_Problem to solve_
Where does the string "ウィンドウの色" appear in the records? Copy every line that contains it.
[Supplied material start]
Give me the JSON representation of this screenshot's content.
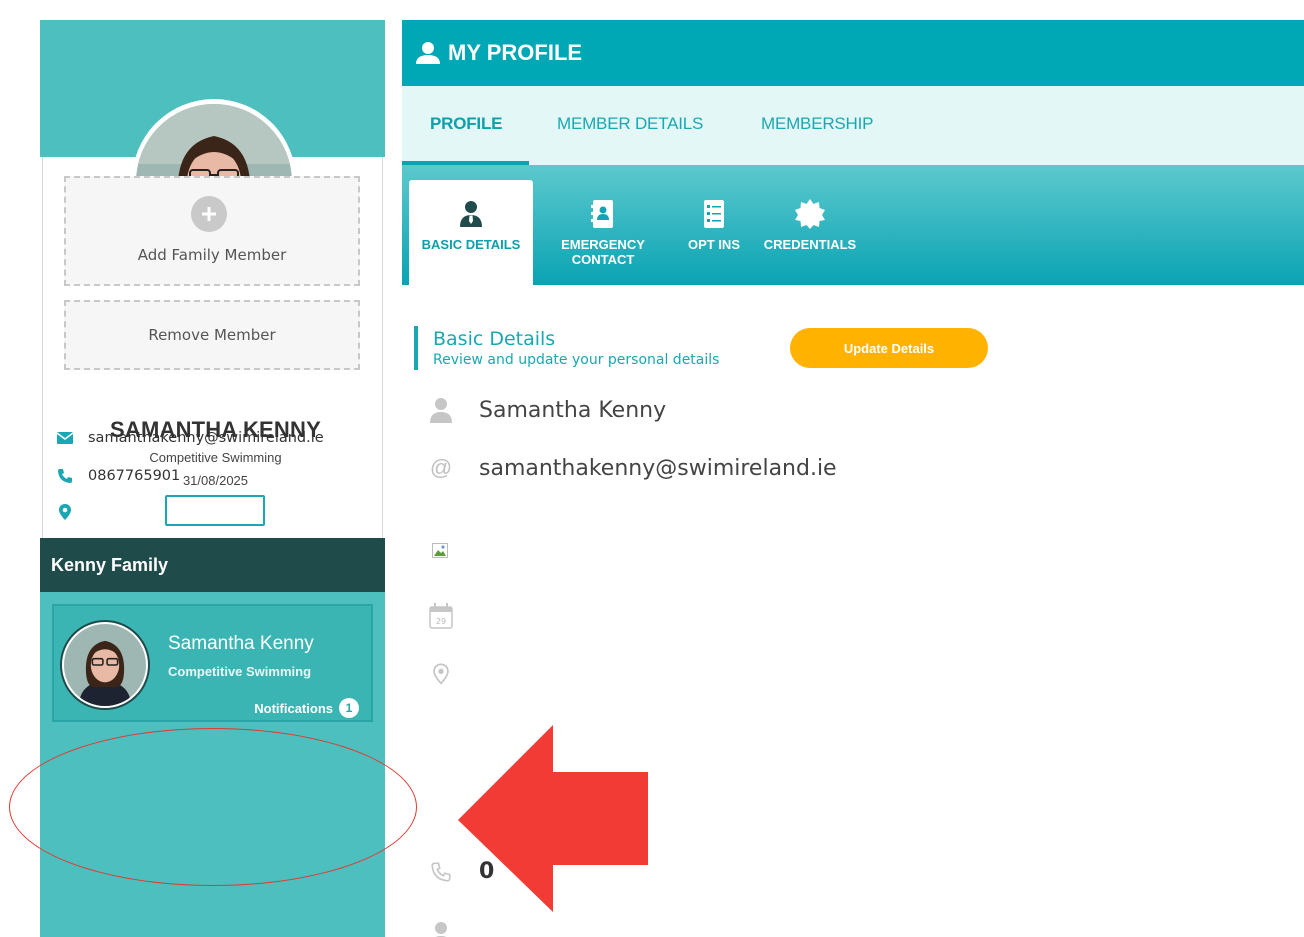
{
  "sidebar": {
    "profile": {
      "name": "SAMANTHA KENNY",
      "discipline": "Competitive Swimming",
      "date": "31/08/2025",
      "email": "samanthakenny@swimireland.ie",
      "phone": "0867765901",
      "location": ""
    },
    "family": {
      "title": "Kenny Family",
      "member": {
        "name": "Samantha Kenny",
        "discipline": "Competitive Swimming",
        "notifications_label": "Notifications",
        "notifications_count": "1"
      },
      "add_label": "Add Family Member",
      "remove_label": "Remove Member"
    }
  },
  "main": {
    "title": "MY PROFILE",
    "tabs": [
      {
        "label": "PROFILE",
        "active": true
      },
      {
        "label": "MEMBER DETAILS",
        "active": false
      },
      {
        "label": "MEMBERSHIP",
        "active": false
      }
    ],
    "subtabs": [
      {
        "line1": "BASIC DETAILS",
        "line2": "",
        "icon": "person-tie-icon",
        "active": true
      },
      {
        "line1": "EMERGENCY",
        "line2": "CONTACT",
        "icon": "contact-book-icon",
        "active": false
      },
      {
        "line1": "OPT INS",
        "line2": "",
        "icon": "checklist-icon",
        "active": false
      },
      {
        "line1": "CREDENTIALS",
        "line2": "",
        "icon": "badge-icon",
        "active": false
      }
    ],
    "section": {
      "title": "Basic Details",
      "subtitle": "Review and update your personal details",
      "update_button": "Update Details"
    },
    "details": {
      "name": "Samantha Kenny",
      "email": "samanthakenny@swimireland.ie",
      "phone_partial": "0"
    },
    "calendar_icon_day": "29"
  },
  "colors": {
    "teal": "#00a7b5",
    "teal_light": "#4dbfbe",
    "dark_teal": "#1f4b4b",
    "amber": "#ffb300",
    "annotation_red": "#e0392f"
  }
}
[Supplied material end]
[Supplied material start]
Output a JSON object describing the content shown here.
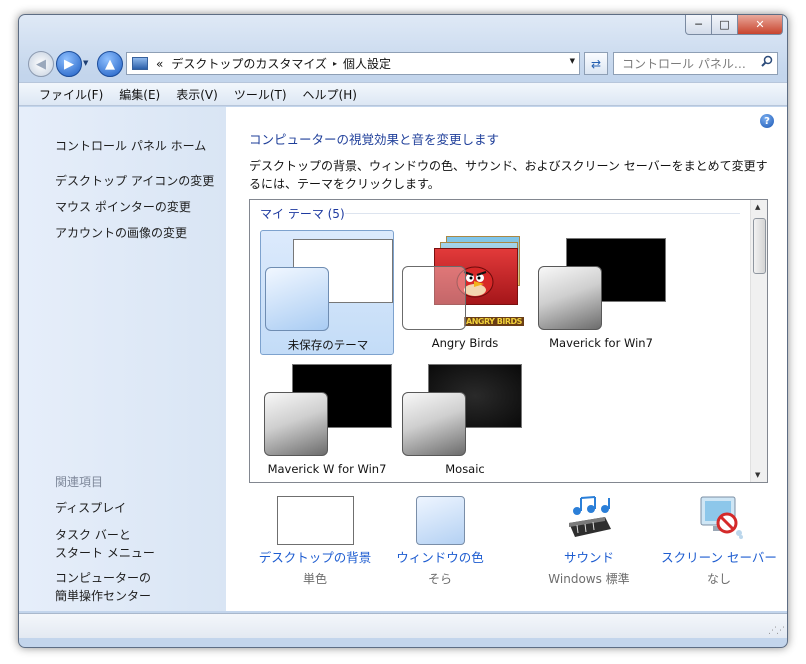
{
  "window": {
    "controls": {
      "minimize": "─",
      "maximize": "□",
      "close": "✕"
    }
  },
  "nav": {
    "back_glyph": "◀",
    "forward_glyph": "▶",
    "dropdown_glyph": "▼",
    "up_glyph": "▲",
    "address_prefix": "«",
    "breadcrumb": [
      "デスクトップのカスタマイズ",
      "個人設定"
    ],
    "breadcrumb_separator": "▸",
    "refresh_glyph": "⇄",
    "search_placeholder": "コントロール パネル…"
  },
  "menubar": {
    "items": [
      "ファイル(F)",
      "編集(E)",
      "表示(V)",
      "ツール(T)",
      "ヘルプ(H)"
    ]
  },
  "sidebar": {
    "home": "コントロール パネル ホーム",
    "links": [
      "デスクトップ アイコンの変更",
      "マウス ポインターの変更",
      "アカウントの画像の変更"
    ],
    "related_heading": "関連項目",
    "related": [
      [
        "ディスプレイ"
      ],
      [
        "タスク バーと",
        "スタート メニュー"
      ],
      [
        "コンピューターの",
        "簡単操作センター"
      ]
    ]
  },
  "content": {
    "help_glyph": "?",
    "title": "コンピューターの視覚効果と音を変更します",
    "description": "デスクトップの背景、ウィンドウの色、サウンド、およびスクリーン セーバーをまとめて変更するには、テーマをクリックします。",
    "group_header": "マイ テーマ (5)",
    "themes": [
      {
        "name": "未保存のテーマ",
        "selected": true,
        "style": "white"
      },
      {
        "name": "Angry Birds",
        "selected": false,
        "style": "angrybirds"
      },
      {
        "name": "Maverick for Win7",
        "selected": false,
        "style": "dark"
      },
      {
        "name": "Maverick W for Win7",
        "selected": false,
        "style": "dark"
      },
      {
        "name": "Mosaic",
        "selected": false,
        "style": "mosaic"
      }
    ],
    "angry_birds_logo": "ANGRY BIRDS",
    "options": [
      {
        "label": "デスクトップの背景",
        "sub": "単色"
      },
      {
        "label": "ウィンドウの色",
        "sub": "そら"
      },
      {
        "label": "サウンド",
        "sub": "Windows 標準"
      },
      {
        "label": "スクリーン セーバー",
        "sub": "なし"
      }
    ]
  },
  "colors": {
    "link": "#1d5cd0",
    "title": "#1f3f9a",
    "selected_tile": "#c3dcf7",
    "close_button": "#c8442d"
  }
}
[Supplied material end]
_The solution_
    "description": "デスクトップの背景、ウィンドウの色、サウンド、およびスクリーン セーバーをまとめて変更するには、テーマをクリックします。",
        "label": "ウィンドウの色",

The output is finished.